◆ What is expected
Give the listing below again in full, exactly as written.

★ ★ ★

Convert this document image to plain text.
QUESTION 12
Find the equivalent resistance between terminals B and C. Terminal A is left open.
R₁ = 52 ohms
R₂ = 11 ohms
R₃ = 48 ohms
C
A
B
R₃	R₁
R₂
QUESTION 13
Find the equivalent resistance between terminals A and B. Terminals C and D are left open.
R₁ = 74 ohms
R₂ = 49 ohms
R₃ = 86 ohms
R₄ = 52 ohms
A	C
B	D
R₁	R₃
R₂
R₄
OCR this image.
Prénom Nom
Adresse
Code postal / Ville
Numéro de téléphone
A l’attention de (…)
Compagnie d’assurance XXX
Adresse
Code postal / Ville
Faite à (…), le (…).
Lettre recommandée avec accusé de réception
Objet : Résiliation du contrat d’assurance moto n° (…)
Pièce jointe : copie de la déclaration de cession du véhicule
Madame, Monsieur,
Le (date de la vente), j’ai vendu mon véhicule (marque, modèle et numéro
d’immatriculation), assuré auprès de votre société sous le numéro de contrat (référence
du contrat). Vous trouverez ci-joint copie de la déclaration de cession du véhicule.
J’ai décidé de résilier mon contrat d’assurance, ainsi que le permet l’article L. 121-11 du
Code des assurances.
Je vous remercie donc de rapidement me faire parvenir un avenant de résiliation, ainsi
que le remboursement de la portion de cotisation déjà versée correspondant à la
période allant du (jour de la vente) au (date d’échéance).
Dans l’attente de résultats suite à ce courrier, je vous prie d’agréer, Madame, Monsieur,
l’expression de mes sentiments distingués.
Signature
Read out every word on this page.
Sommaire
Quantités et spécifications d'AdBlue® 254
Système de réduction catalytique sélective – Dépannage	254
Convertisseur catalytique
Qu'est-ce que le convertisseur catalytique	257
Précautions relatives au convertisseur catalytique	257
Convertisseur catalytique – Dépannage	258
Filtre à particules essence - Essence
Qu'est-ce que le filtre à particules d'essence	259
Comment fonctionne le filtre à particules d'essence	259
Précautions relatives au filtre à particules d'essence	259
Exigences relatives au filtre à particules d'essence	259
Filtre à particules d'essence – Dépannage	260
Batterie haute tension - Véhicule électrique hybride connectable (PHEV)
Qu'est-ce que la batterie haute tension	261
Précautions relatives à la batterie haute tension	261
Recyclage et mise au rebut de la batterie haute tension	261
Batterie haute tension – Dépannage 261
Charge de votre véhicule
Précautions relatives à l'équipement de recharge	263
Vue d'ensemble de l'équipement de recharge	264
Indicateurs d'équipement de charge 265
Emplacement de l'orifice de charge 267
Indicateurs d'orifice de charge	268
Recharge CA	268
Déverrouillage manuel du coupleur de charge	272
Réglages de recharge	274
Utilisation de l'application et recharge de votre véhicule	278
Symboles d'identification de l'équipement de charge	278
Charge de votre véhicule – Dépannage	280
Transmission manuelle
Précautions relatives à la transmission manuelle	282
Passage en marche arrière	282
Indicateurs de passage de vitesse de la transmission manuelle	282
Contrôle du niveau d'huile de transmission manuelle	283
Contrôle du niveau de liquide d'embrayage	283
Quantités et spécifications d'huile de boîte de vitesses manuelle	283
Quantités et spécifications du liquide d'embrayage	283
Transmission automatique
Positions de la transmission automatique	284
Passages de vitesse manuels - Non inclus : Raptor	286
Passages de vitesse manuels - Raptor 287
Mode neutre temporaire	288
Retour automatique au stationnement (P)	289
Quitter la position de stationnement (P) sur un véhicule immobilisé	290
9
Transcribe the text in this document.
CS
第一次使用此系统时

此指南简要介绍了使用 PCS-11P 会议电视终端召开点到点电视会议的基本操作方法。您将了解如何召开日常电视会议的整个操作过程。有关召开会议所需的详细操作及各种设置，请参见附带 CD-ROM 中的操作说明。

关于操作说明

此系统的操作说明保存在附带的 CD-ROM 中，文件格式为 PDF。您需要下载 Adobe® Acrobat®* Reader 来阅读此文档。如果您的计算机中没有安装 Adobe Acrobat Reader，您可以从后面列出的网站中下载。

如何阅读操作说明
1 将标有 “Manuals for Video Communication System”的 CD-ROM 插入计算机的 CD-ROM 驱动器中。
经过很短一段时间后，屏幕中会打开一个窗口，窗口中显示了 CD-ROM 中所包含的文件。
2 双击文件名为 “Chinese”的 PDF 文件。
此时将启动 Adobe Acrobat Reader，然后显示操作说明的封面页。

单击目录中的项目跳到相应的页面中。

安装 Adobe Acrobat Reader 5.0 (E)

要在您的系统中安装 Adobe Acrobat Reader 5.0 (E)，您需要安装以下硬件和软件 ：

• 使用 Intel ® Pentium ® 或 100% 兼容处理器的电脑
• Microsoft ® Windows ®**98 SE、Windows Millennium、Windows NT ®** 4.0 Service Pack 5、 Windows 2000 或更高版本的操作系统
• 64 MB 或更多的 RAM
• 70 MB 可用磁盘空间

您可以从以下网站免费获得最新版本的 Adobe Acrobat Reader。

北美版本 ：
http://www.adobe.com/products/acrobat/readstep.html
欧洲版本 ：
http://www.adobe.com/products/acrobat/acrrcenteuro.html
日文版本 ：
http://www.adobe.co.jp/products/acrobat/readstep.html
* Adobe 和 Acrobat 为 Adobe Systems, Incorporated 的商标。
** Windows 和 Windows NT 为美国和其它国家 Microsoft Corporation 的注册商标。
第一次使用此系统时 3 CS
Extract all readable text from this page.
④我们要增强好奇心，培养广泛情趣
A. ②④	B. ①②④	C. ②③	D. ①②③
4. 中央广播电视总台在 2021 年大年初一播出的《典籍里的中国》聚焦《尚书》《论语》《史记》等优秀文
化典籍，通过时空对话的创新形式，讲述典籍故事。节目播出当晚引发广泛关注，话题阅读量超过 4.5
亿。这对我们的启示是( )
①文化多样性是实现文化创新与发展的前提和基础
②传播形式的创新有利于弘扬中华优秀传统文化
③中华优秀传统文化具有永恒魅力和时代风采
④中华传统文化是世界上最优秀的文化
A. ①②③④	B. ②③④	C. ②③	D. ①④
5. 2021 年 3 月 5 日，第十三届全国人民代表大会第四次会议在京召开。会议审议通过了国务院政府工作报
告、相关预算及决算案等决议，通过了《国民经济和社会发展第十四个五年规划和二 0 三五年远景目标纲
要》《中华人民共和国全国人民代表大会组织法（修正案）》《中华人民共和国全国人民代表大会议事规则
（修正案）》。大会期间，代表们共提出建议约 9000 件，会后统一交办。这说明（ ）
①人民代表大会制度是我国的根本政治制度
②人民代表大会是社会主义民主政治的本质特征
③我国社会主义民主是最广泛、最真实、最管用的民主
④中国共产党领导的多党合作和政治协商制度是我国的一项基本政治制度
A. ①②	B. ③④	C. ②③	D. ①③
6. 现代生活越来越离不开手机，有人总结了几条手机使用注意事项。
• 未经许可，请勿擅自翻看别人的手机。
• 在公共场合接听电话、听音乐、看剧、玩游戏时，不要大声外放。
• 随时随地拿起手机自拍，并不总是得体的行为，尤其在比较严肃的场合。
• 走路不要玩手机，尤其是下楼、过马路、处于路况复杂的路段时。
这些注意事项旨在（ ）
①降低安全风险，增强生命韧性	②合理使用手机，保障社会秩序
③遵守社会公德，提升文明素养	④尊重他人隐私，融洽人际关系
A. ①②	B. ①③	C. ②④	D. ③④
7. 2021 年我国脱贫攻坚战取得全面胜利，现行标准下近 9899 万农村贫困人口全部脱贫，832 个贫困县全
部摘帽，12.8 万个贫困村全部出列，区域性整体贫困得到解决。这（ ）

★ ★ ★

◆ The solution
Convert this document image to plain text.
QUESTION 12
Find the equivalent resistance between terminals B and C. Terminal A is left open.
R₁ = 52 ohms
R₂ = 11 ohms
R₃ = 48 ohms
C
A
B
R₃	R₁
R₂
QUESTION 13
Find the equivalent resistance between terminals A and B. Terminals C and D are left open.
R₁ = 74 ohms
R₂ = 49 ohms
R₃ = 86 ohms
R₄ = 52 ohms
A	C
B	D
R₁	R₃
R₂
R₄
OCR this image.
Prénom Nom
Adresse
Code postal / Ville
Numéro de téléphone
A l’attention de (…)
Compagnie d’assurance XXX
Adresse
Code postal / Ville
Faite à (…), le (…).
Lettre recommandée avec accusé de réception
Objet : Résiliation du contrat d’assurance moto n° (…)
Pièce jointe : copie de la déclaration de cession du véhicule
Madame, Monsieur,
Le (date de la vente), j’ai vendu mon véhicule (marque, modèle et numéro
d’immatriculation), assuré auprès de votre société sous le numéro de contrat (référence
du contrat). Vous trouverez ci-joint copie de la déclaration de cession du véhicule.
J’ai décidé de résilier mon contrat d’assurance, ainsi que le permet l’article L. 121-11 du
Code des assurances.
Je vous remercie donc de rapidement me faire parvenir un avenant de résiliation, ainsi
que le remboursement de la portion de cotisation déjà versée correspondant à la
période allant du (jour de la vente) au (date d’échéance).
Dans l’attente de résultats suite à ce courrier, je vous prie d’agréer, Madame, Monsieur,
l’expression de mes sentiments distingués.
Signature
Read out every word on this page.
Sommaire
Quantités et spécifications d'AdBlue® 254
Système de réduction catalytique sélective – Dépannage	254
Convertisseur catalytique
Qu'est-ce que le convertisseur catalytique	257
Précautions relatives au convertisseur catalytique	257
Convertisseur catalytique – Dépannage	258
Filtre à particules essence - Essence
Qu'est-ce que le filtre à particules d'essence	259
Comment fonctionne le filtre à particules d'essence	259
Précautions relatives au filtre à particules d'essence	259
Exigences relatives au filtre à particules d'essence	259
Filtre à particules d'essence – Dépannage	260
Batterie haute tension - Véhicule électrique hybride connectable (PHEV)
Qu'est-ce que la batterie haute tension	261
Précautions relatives à la batterie haute tension	261
Recyclage et mise au rebut de la batterie haute tension	261
Batterie haute tension – Dépannage 261
Charge de votre véhicule
Précautions relatives à l'équipement de recharge	263
Vue d'ensemble de l'équipement de recharge	264
Indicateurs d'équipement de charge 265
Emplacement de l'orifice de charge 267
Indicateurs d'orifice de charge	268
Recharge CA	268
Déverrouillage manuel du coupleur de charge	272
Réglages de recharge	274
Utilisation de l'application et recharge de votre véhicule	278
Symboles d'identification de l'équipement de charge	278
Charge de votre véhicule – Dépannage	280
Transmission manuelle
Précautions relatives à la transmission manuelle	282
Passage en marche arrière	282
Indicateurs de passage de vitesse de la transmission manuelle	282
Contrôle du niveau d'huile de transmission manuelle	283
Contrôle du niveau de liquide d'embrayage	283
Quantités et spécifications d'huile de boîte de vitesses manuelle	283
Quantités et spécifications du liquide d'embrayage	283
Transmission automatique
Positions de la transmission automatique	284
Passages de vitesse manuels - Non inclus : Raptor	286
Passages de vitesse manuels - Raptor 287
Mode neutre temporaire	288
Retour automatique au stationnement (P)	289
Quitter la position de stationnement (P) sur un véhicule immobilisé	290
9
Transcribe the text in this document.
CS
第一次使用此系统时

此指南简要介绍了使用 PCS-11P 会议电视终端召开点到点电视会议的基本操作方法。您将了解如何召开日常电视会议的整个操作过程。有关召开会议所需的详细操作及各种设置，请参见附带 CD-ROM 中的操作说明。

关于操作说明

此系统的操作说明保存在附带的 CD-ROM 中，文件格式为 PDF。您需要下载 Adobe® Acrobat®* Reader 来阅读此文档。如果您的计算机中没有安装 Adobe Acrobat Reader，您可以从后面列出的网站中下载。

如何阅读操作说明
1 将标有 “Manuals for Video Communication System”的 CD-ROM 插入计算机的 CD-ROM 驱动器中。
经过很短一段时间后，屏幕中会打开一个窗口，窗口中显示了 CD-ROM 中所包含的文件。
2 双击文件名为 “Chinese”的 PDF 文件。
此时将启动 Adobe Acrobat Reader，然后显示操作说明的封面页。

单击目录中的项目跳到相应的页面中。

安装 Adobe Acrobat Reader 5.0 (E)

要在您的系统中安装 Adobe Acrobat Reader 5.0 (E)，您需要安装以下硬件和软件 ：

• 使用 Intel ® Pentium ® 或 100% 兼容处理器的电脑
• Microsoft ® Windows ®**98 SE、Windows Millennium、Windows NT ®** 4.0 Service Pack 5、 Windows 2000 或更高版本的操作系统
• 64 MB 或更多的 RAM
• 70 MB 可用磁盘空间

您可以从以下网站免费获得最新版本的 Adobe Acrobat Reader。

北美版本 ：
http://www.adobe.com/products/acrobat/readstep.html
欧洲版本 ：
http://www.adobe.com/products/acrobat/acrrcenteuro.html
日文版本 ：
http://www.adobe.co.jp/products/acrobat/readstep.html
* Adobe 和 Acrobat 为 Adobe Systems, Incorporated 的商标。
** Windows 和 Windows NT 为美国和其它国家 Microsoft Corporation 的注册商标。
第一次使用此系统时 3 CS
Extract all readable text from this page.
④我们要增强好奇心，培养广泛情趣
A. ②④	B. ①②④	C. ②③	D. ①②③
4. 中央广播电视总台在 2021 年大年初一播出的《典籍里的中国》聚焦《尚书》《论语》《史记》等优秀文
化典籍，通过时空对话的创新形式，讲述典籍故事。节目播出当晚引发广泛关注，话题阅读量超过 4.5
亿。这对我们的启示是( )
①文化多样性是实现文化创新与发展的前提和基础
②传播形式的创新有利于弘扬中华优秀传统文化
③中华优秀传统文化具有永恒魅力和时代风采
④中华传统文化是世界上最优秀的文化
A. ①②③④	B. ②③④	C. ②③	D. ①④
5. 2021 年 3 月 5 日，第十三届全国人民代表大会第四次会议在京召开。会议审议通过了国务院政府工作报
告、相关预算及决算案等决议，通过了《国民经济和社会发展第十四个五年规划和二 0 三五年远景目标纲
要》《中华人民共和国全国人民代表大会组织法（修正案）》《中华人民共和国全国人民代表大会议事规则
（修正案）》。大会期间，代表们共提出建议约 9000 件，会后统一交办。这说明（ ）
①人民代表大会制度是我国的根本政治制度
②人民代表大会是社会主义民主政治的本质特征
③我国社会主义民主是最广泛、最真实、最管用的民主
④中国共产党领导的多党合作和政治协商制度是我国的一项基本政治制度
A. ①②	B. ③④	C. ②③	D. ①③
6. 现代生活越来越离不开手机，有人总结了几条手机使用注意事项。
• 未经许可，请勿擅自翻看别人的手机。
• 在公共场合接听电话、听音乐、看剧、玩游戏时，不要大声外放。
• 随时随地拿起手机自拍，并不总是得体的行为，尤其在比较严肃的场合。
• 走路不要玩手机，尤其是下楼、过马路、处于路况复杂的路段时。
这些注意事项旨在（ ）
①降低安全风险，增强生命韧性	②合理使用手机，保障社会秩序
③遵守社会公德，提升文明素养	④尊重他人隐私，融洽人际关系
A. ①②	B. ①③	C. ②④	D. ③④
7. 2021 年我国脱贫攻坚战取得全面胜利，现行标准下近 9899 万农村贫困人口全部脱贫，832 个贫困县全
部摘帽，12.8 万个贫困村全部出列，区域性整体贫困得到解决。这（ ）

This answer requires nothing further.